_PROMPT_:
Find every line in the records below that contains the word "线圈中无感应电流", and copy each such line.

_EXTRACTED RECORDS_:
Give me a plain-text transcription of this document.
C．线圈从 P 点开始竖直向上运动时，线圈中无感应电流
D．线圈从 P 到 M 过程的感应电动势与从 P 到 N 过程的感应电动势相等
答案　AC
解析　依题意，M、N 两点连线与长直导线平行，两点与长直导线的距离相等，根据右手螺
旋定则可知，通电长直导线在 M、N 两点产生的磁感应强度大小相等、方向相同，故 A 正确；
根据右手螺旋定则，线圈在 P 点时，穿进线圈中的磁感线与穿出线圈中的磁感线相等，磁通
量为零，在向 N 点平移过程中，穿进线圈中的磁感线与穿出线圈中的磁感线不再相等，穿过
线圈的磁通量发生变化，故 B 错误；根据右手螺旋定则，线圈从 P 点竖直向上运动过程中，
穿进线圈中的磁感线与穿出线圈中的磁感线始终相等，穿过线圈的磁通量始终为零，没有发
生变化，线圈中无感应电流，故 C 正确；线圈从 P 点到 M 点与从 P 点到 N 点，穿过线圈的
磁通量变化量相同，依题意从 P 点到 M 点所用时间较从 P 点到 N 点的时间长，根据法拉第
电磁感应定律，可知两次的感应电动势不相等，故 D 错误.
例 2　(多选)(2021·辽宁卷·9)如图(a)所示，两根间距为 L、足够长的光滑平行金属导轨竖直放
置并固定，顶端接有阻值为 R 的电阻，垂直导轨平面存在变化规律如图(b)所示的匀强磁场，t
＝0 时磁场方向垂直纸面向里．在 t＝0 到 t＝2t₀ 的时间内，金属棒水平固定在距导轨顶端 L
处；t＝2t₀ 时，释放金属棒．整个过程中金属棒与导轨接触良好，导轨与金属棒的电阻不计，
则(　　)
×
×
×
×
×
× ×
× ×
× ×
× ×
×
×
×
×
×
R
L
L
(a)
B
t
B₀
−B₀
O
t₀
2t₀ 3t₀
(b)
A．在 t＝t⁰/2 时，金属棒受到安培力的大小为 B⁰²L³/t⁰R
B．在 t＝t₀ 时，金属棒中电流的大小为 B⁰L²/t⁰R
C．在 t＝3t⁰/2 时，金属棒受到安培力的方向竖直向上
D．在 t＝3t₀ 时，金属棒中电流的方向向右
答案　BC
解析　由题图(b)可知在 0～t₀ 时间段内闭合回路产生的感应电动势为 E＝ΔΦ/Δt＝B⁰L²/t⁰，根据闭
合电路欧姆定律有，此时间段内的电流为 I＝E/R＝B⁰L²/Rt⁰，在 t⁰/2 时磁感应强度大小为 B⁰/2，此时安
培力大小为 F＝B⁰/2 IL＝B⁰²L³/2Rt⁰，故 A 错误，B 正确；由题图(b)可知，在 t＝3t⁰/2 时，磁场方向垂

_REPLY TO THE TASK_:
C．线圈从 P 点开始竖直向上运动时，线圈中无感应电流
生变化，线圈中无感应电流，故 C 正确；线圈从 P 点到 M 点与从 P 点到 N 点，穿过线圈的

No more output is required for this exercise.